Aim | Write only the number of lines holding the string "JSON".

Input for this task |
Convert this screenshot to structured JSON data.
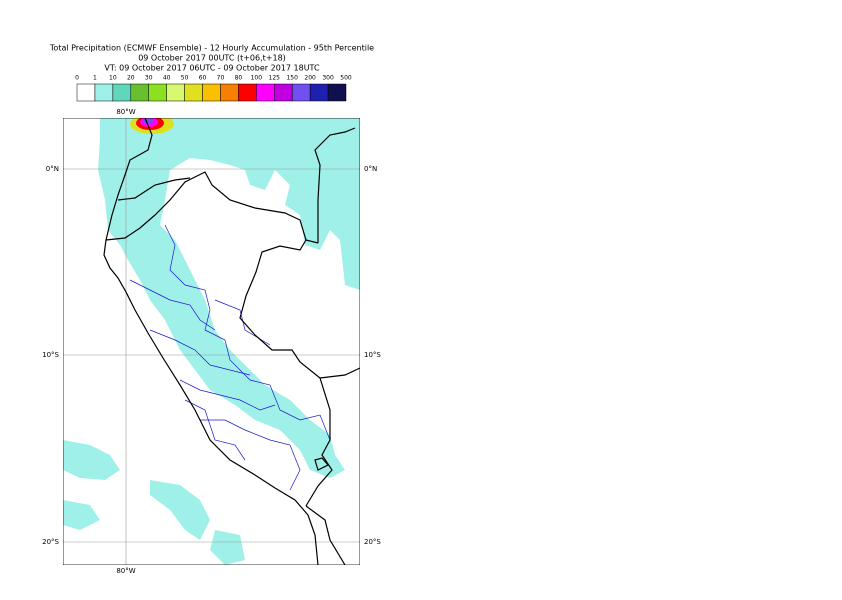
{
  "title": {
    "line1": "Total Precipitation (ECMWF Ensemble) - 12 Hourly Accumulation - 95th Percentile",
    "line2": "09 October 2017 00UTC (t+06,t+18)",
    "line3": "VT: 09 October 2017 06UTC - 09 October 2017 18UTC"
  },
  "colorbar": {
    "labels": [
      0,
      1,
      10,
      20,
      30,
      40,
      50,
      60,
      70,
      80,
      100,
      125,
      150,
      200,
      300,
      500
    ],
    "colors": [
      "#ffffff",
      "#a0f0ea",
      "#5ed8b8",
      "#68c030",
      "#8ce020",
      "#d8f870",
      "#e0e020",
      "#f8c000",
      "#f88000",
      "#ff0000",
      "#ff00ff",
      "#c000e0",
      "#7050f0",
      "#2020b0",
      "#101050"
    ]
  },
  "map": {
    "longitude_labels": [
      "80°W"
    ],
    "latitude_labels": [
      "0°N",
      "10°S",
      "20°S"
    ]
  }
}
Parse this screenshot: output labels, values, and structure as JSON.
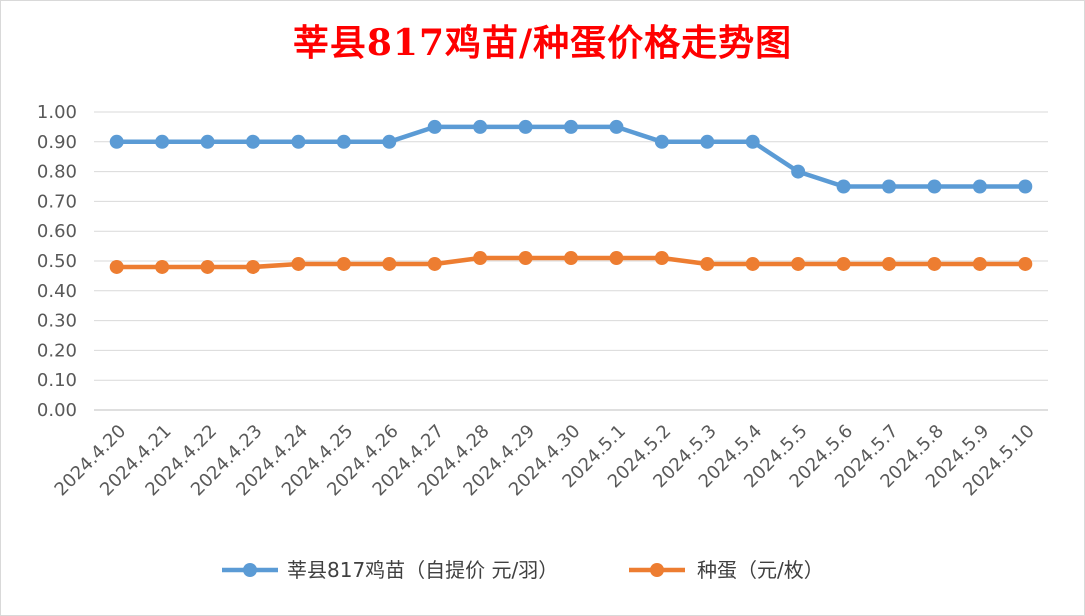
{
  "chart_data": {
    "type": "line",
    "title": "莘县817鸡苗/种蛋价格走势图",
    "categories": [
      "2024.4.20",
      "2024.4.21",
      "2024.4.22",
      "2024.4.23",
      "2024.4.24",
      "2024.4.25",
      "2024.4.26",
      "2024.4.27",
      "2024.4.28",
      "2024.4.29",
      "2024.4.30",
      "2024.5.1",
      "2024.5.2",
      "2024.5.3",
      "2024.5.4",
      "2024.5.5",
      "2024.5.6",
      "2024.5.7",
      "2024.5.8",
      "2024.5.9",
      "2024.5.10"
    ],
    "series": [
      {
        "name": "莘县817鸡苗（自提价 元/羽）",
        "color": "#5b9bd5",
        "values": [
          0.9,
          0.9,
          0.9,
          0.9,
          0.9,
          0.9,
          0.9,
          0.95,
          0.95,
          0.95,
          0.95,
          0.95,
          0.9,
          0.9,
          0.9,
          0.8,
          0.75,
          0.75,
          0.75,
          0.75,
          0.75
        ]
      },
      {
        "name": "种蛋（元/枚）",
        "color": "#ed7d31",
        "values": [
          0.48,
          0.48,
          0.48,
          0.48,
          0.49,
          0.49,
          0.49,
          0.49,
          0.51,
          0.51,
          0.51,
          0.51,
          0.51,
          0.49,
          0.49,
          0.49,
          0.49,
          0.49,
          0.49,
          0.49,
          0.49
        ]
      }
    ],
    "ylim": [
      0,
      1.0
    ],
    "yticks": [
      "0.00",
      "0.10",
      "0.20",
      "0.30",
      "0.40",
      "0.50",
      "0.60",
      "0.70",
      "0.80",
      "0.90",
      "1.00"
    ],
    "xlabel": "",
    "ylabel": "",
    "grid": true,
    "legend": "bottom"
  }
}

Solution to the exercise | 2